Count, in the entries below, the lines in which "icon" occurs. Give the number, nothing more.

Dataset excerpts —
------------------------

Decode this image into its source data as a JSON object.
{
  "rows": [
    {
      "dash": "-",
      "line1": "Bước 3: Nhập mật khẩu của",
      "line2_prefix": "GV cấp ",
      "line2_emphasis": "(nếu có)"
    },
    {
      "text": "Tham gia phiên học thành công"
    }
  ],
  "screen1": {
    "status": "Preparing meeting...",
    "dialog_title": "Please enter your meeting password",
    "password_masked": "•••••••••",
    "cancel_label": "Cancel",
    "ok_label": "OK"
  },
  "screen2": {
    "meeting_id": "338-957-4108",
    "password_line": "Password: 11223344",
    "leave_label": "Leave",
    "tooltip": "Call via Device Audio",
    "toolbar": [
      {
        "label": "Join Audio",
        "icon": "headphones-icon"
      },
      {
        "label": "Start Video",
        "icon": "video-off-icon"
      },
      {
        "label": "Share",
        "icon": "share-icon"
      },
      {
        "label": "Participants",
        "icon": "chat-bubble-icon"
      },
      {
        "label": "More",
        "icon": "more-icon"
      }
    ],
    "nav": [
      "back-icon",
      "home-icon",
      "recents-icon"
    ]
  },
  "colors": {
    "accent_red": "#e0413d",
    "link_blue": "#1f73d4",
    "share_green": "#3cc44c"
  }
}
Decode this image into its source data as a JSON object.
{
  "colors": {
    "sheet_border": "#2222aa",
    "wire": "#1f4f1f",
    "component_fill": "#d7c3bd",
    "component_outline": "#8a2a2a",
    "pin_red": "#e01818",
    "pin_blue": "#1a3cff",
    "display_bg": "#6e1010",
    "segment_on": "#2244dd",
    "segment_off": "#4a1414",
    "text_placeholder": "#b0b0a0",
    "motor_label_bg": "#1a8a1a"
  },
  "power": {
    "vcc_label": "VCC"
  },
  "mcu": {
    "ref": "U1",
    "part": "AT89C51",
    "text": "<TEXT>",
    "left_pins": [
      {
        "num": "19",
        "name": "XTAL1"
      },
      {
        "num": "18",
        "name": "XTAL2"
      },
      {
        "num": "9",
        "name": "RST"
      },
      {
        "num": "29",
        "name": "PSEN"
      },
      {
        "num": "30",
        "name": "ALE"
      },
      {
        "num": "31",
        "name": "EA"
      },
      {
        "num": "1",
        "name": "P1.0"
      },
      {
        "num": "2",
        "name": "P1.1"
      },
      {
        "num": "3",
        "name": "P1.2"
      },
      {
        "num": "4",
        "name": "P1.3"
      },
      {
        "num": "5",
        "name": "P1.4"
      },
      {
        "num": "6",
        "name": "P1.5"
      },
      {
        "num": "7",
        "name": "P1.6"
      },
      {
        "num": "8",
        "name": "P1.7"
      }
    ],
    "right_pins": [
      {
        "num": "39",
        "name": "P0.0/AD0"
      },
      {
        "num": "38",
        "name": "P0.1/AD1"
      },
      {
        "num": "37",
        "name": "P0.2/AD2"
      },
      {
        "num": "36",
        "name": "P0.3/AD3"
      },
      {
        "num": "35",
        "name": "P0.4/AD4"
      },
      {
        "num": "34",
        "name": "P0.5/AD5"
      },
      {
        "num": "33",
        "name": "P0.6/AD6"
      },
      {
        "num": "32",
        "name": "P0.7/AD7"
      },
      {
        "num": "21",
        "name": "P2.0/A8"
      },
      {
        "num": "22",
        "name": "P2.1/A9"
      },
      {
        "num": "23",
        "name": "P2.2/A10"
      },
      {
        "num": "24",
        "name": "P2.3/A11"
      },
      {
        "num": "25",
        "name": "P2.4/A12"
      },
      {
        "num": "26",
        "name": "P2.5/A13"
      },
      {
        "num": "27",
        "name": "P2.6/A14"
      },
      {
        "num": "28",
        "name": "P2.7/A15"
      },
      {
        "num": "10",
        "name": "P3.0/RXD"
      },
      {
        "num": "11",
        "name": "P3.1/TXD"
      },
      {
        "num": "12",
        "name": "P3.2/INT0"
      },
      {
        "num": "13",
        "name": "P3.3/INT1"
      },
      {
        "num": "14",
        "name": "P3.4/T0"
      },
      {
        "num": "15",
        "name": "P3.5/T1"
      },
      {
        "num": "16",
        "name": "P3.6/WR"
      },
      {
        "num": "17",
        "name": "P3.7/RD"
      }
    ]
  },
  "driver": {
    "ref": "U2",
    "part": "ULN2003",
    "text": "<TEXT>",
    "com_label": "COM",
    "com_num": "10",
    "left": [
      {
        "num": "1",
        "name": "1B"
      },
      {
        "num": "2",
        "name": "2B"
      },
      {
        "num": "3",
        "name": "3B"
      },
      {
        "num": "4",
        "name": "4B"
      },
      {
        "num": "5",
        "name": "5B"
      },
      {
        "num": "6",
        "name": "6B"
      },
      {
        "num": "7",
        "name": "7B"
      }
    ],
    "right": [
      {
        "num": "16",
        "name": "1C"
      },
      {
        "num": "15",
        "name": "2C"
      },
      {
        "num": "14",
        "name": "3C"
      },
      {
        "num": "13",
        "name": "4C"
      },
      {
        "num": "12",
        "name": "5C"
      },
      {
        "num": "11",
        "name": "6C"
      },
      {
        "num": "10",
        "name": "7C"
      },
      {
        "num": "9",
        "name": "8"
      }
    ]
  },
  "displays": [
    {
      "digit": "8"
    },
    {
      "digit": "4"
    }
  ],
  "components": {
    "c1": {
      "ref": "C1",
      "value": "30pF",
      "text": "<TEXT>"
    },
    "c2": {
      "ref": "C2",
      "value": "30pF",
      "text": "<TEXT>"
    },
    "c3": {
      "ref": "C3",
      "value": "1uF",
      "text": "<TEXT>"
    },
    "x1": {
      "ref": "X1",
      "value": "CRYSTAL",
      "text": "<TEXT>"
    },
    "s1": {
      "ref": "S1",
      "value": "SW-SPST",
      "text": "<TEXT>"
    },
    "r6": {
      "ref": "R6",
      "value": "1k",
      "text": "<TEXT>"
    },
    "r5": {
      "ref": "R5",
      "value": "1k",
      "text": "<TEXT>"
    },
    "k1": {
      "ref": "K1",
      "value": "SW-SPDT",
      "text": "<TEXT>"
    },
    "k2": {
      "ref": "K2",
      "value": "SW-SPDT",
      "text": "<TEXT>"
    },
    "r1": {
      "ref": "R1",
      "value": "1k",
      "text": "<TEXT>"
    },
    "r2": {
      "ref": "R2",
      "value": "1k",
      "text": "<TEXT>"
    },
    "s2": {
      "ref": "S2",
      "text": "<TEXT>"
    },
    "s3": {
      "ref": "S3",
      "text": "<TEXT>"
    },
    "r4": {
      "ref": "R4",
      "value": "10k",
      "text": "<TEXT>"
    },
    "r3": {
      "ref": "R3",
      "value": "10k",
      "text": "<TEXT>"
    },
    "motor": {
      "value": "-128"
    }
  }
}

------------------------

SOLVED PROBLEM — 8